[Records from a dataset]

+ + + + + + +

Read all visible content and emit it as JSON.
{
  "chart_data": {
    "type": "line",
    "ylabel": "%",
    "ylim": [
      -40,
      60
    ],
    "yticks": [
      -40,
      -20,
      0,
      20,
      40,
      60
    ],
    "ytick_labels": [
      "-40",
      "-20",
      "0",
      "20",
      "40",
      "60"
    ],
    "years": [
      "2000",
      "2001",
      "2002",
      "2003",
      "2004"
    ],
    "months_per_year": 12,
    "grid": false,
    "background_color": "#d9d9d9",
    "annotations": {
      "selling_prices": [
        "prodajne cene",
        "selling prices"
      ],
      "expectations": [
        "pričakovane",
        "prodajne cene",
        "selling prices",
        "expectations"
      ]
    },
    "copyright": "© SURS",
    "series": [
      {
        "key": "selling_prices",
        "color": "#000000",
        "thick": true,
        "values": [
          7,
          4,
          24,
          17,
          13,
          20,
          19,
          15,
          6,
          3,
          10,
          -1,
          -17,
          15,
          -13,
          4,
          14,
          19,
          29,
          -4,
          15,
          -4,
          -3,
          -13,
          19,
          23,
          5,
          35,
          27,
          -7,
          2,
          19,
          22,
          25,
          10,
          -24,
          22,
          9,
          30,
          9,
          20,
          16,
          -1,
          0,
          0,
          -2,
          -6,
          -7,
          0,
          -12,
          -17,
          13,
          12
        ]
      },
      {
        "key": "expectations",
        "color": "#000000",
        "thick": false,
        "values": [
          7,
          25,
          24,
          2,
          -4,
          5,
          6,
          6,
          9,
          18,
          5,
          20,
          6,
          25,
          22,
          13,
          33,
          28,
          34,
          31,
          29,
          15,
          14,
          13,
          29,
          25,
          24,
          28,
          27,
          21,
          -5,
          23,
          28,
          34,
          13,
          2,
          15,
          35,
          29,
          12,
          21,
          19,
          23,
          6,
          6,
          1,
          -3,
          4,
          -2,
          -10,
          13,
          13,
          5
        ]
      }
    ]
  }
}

+ + + + + + +

Work to complete »
Return all the data exactly as given.

Completed exercise »
Read all visible content and emit it as JSON.
{
  "chart_data": {
    "type": "line",
    "ylabel": "%",
    "ylim": [
      -40,
      60
    ],
    "yticks": [
      -40,
      -20,
      0,
      20,
      40,
      60
    ],
    "ytick_labels": [
      "-40",
      "-20",
      "0",
      "20",
      "40",
      "60"
    ],
    "years": [
      "2000",
      "2001",
      "2002",
      "2003",
      "2004"
    ],
    "months_per_year": 12,
    "grid": false,
    "background_color": "#d9d9d9",
    "annotations": {
      "selling_prices": [
        "prodajne cene",
        "selling prices"
      ],
      "expectations": [
        "pričakovane",
        "prodajne cene",
        "selling prices",
        "expectations"
      ]
    },
    "copyright": "© SURS",
    "series": [
      {
        "key": "selling_prices",
        "color": "#000000",
        "thick": true,
        "values": [
          7,
          4,
          24,
          17,
          13,
          20,
          19,
          15,
          6,
          3,
          10,
          -1,
          -17,
          15,
          -13,
          4,
          14,
          19,
          29,
          -4,
          15,
          -4,
          -3,
          -13,
          19,
          23,
          5,
          35,
          27,
          -7,
          2,
          19,
          22,
          25,
          10,
          -24,
          22,
          9,
          30,
          9,
          20,
          16,
          -1,
          0,
          0,
          -2,
          -6,
          -7,
          0,
          -12,
          -17,
          13,
          12
        ]
      },
      {
        "key": "expectations",
        "color": "#000000",
        "thick": false,
        "values": [
          7,
          25,
          24,
          2,
          -4,
          5,
          6,
          6,
          9,
          18,
          5,
          20,
          6,
          25,
          22,
          13,
          33,
          28,
          34,
          31,
          29,
          15,
          14,
          13,
          29,
          25,
          24,
          28,
          27,
          21,
          -5,
          23,
          28,
          34,
          13,
          2,
          15,
          35,
          29,
          12,
          21,
          19,
          23,
          6,
          6,
          1,
          -3,
          4,
          -2,
          -10,
          13,
          13,
          5
        ]
      }
    ]
  }
}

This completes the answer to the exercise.